_SET TASK 1_: Translate this sentence from the post on trust and business into Spanish: "Familiarity breeds trust, which in turn allows you to develop a business for your audience."
_SET TASK 2_:
Answer from the post on trust and business:
(a) What one word did the friend write after supporting the campaign?
(b) In what year did the writer start working on a first business?
(c) In which country was the designer the writer hired?
_SET TASK 3_: Reproduce the part of the post on trust and business between "Imagine two people" and "designer in Australia.", inclusive.

━━━━━ PASSAGE GIVEN ━━━━━

Trust makes everything in life and business easier.
I was on my couch on a Friday evening when I reached out to a friend of mine.
We hadn’t spoken in a while. As we caught up, he mentioned: “Oh, aren’t you writing a book or something.” I was a few weeks into my crowdfunding campaign for my book. I had been talking about my book journey on LinkedIn and Twitter. I responded: “Oh yeah, want to support?”
“Definitely.”
I sent him the link.
He disappeared.
A few minutes later I got a notification. He wrote: “Done.”
I didn’t have to move off the couch.
Wouldn’t it be nice if all business transactions felt as easy as asking a friend to support?
Well that’s what happens when you fuel trust online before you focus on transactions.
Lost business:
Most people want to have something in hand before they talk about it.
They end up building things people don’t want.
You have to work on your product and the distribution of your product in hand-in-hand. Build and show – it’s the only way to do significant work.
I know some will object.
“Isn’t it phony to talk before you have anything to show?”
“I’d like to get it right before I talk about it.”
That sounds all well and nice. But don’t you think it would be strange that the only time you show up is when you have something to sell or when you want to ask for something.
Imagine two people trying to sell a new drink in your neighborhood. On one side of the street is a shiny new business with a face you haven’t seen before. On the other side is David from the gym, who you chat with all the time. Who will you go towards?
Familiarity breeds trust, which in turn allows you to develop a business for your audience.
Trust comes before transactions.
Learn to build trust with your audience as you build your product.
5 Steps to Monetize Trust So You Don’t Have to Beg For Business
I remember when I started working on my first business in 2013, I bought the domain name for the website and started building out a web community for entrepreneurs. I spent nights on stackoverflow waiting for developers to give me answers to my website challenges. Trashed the money I had in my savings, hiring a developer in Germany, and then a designer in Australia.
Finally, I unveiled the premium website.
Crickets!!!
No one came.
Zero traffic…..
That’s when I realized I was working on the wrong thing, building in isolation without an audience.
I’ve learned to start with the audience and customer first before building anything.
When you begin with your audience in mind, you build a lot of trust. You can do this with educational content that helps your audience solve problems they have. Once you do this, you build trust, develop distribution, and it makes it easy to build a business that you want.
Here are five steps on how to go from trust to deals:
1. Trust before monetization:
Number #1 rule: Give value upfront.
In my second iteration of my first business, I didn’t have a fancy app or a web development team. I just had an email address, excel sheet with a lot of contacts, and Skype ID to get on calls. That was the product.

━━━━━ EXTRACTED RECORDS ━━━━━

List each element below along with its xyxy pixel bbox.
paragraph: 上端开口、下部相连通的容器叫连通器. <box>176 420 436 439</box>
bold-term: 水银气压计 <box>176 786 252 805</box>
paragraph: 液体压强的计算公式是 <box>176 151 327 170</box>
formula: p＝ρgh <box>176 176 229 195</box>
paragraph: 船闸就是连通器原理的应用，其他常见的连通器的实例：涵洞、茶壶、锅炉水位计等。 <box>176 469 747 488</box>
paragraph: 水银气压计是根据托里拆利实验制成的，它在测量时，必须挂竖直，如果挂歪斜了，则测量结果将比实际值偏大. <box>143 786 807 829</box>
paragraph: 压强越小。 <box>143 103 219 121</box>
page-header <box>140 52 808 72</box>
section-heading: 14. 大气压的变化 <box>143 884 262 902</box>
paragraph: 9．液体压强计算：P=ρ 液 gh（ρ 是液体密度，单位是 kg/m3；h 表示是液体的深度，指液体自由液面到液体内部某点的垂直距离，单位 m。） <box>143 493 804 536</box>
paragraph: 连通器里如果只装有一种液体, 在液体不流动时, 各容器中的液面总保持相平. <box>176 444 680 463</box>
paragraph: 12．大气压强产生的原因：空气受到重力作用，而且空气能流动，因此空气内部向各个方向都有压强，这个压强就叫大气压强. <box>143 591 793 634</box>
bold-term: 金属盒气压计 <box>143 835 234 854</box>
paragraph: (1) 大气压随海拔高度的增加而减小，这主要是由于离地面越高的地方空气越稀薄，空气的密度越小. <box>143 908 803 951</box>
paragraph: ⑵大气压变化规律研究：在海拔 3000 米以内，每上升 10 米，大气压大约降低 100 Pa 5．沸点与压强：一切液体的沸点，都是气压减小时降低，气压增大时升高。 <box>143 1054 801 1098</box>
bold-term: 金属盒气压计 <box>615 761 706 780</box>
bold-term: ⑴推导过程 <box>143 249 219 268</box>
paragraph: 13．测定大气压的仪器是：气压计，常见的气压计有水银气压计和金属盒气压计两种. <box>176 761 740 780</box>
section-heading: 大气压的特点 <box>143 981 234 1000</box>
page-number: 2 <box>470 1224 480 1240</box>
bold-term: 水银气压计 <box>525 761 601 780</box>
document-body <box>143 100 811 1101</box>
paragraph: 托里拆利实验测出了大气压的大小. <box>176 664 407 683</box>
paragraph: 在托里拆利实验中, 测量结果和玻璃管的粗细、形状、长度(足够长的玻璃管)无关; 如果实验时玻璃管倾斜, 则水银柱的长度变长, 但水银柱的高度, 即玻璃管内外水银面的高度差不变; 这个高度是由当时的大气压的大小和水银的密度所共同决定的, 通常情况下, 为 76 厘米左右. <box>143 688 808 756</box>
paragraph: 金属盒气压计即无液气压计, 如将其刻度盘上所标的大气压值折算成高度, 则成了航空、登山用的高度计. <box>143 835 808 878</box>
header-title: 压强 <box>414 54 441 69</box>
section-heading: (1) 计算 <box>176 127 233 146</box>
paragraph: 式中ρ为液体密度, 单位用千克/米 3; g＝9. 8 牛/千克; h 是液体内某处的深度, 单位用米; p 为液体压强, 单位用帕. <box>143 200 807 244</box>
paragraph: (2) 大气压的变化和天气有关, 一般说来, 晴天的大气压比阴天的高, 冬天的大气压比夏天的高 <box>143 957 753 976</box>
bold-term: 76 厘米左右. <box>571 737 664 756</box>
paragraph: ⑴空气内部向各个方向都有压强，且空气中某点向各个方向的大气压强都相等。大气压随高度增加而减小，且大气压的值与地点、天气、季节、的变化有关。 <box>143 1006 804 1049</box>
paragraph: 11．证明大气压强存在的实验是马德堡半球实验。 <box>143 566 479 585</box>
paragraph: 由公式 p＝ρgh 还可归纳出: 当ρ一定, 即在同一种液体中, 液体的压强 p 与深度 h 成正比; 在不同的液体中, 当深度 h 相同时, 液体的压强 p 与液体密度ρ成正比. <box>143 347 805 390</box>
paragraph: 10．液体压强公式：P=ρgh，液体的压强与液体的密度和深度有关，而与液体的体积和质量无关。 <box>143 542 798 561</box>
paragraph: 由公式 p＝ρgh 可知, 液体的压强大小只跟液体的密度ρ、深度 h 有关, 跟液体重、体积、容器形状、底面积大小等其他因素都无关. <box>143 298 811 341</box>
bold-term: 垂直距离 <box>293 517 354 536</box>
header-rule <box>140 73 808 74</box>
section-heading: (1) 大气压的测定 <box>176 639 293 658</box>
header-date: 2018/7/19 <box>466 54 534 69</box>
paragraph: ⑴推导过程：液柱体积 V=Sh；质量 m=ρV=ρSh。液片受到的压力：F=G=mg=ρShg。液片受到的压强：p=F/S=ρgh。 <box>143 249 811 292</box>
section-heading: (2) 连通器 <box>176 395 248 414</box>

━━━━━

_WORKED ANSWER 1_: La familiaridad genera confianza, lo que a su vez te permite desarrollar un negocio para tu audiencia.

_WORKED ANSWER 2_:
(a) "Done."
(b) 2013
(c) Australia

_WORKED ANSWER 3_:
Imagine two people trying to sell a new drink in your neighborhood. On one side of the street is a shiny new business with a face you haven’t seen before. On the other side is David from the gym, who you chat with all the time. Who will you go towards?
Familiarity breeds trust, which in turn allows you to develop a business for your audience.
Trust comes before transactions.
Learn to build trust with your audience as you build your product.
5 Steps to Monetize Trust So You Don’t Have to Beg For Business
I remember when I started working on my first business in 2013, I bought the domain name for the website and started building out a web community for entrepreneurs. I spent nights on stackoverflow waiting for developers to give me answers to my website challenges. Trashed the money I had in my savings, hiring a developer in Germany, and then a designer in Australia.